┌─ Extracted data
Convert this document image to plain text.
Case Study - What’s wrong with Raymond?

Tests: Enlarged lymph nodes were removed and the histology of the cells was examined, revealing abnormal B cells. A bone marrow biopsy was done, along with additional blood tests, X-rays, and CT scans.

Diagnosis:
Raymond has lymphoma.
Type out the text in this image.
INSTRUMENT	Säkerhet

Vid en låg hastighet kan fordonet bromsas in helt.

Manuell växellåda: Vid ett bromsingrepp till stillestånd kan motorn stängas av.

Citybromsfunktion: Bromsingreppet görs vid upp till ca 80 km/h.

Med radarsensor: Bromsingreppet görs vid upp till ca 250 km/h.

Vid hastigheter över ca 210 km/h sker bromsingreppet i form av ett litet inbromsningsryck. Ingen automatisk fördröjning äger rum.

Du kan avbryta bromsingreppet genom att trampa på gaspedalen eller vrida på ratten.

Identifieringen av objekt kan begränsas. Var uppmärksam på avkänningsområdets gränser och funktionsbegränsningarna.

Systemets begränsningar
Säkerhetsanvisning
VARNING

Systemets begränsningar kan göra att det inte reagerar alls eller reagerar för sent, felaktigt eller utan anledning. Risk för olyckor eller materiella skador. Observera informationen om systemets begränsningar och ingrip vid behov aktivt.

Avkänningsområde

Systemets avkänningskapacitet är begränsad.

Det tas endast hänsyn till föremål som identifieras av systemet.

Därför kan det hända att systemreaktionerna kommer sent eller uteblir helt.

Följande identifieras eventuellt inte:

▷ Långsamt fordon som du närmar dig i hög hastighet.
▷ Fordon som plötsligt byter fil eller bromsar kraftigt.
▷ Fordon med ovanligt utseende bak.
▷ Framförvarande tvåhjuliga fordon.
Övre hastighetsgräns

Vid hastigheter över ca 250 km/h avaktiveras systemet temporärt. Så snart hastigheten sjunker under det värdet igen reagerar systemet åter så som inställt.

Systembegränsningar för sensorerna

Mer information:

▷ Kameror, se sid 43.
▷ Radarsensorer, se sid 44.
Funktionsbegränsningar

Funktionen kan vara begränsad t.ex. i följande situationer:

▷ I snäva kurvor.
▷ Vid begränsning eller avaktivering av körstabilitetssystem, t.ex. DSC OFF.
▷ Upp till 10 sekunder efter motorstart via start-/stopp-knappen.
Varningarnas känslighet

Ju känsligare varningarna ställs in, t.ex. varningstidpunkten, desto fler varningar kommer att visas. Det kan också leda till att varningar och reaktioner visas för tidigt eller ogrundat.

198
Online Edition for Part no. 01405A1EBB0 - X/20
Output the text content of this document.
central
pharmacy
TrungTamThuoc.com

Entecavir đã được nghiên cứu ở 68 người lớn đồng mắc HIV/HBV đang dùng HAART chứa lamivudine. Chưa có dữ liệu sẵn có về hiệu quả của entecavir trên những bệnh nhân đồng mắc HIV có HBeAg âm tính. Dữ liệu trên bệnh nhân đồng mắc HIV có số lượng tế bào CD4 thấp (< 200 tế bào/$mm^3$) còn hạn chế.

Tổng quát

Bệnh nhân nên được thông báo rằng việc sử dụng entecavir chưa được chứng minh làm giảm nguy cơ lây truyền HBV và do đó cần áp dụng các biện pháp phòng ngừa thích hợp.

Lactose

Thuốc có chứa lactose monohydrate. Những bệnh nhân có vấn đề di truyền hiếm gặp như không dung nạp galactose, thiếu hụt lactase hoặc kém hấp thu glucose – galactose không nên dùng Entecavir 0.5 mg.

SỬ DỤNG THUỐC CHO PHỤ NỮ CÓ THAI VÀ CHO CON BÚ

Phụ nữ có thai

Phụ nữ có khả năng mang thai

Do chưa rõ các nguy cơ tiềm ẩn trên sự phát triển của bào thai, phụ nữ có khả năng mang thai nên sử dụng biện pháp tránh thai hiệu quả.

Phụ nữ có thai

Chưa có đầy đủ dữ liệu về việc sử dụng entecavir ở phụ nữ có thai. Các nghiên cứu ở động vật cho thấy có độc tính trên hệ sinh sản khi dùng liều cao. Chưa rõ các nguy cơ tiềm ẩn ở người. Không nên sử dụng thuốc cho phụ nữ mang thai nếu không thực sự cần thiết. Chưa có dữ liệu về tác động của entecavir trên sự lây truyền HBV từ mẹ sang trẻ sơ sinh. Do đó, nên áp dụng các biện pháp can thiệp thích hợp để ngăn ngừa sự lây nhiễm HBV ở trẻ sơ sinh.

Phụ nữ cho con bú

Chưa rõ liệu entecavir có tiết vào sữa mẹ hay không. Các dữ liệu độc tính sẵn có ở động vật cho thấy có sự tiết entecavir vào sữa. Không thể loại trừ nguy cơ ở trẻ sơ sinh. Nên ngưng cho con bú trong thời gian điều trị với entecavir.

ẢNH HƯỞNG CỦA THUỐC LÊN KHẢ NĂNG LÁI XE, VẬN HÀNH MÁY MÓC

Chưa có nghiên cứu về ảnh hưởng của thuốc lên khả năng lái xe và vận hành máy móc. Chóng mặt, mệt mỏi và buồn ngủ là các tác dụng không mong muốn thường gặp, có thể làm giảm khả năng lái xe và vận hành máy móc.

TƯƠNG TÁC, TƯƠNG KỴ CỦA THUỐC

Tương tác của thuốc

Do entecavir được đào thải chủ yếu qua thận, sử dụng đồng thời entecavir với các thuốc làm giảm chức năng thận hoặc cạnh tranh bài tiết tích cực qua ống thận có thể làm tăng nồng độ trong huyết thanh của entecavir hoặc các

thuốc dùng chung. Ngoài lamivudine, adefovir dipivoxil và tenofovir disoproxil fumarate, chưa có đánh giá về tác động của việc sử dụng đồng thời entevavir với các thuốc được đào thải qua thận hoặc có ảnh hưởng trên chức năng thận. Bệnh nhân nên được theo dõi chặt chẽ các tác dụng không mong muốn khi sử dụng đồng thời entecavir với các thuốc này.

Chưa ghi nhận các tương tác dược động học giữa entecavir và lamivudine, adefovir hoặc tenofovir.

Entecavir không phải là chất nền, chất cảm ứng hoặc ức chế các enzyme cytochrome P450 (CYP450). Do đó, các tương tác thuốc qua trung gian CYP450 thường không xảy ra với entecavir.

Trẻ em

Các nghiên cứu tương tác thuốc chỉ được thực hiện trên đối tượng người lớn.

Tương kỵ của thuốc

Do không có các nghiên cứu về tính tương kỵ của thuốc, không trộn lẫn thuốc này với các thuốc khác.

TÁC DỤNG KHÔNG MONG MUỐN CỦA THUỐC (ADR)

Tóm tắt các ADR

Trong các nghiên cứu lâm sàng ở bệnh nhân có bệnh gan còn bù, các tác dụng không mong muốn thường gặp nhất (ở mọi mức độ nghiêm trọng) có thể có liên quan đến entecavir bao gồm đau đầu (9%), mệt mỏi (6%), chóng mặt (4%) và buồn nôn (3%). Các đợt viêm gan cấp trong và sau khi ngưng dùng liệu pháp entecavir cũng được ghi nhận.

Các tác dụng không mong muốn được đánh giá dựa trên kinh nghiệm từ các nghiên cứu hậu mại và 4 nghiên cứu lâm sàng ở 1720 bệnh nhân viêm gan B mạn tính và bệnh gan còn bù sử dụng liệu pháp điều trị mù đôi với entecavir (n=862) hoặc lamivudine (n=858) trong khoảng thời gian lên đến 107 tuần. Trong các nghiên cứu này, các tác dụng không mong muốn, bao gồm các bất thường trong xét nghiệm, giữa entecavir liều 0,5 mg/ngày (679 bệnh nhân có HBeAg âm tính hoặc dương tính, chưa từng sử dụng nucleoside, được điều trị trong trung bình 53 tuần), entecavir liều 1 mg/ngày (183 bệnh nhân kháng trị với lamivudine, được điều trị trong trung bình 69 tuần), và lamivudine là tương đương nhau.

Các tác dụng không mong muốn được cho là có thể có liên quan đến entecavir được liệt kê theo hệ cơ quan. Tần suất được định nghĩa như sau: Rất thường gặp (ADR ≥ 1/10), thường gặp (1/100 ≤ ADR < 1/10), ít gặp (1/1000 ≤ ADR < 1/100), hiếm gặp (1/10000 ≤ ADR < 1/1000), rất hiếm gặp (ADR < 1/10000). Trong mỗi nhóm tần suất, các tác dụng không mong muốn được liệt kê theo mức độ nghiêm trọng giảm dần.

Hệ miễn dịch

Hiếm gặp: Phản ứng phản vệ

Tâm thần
└─
Pick out every line above that contains the word "ngừa" and copy it.

Bệnh nhân nên được thông báo rằng việc sử dụng entecavir chưa được chứng minh làm giảm nguy cơ lây truyền HBV và do đó cần áp dụng các biện pháp phòng ngừa thích hợp.
Chưa có đầy đủ dữ liệu về việc sử dụng entecavir ở phụ nữ có thai. Các nghiên cứu ở động vật cho thấy có độc tính trên hệ sinh sản khi dùng liều cao. Chưa rõ các nguy cơ tiềm ẩn ở người. Không nên sử dụng thuốc cho phụ nữ mang thai nếu không thực sự cần thiết. Chưa có dữ liệu về tác động của entecavir trên sự lây truyền HBV từ mẹ sang trẻ sơ sinh. Do đó, nên áp dụng các biện pháp can thiệp thích hợp để ngăn ngừa sự lây nhiễm HBV ở trẻ sơ sinh.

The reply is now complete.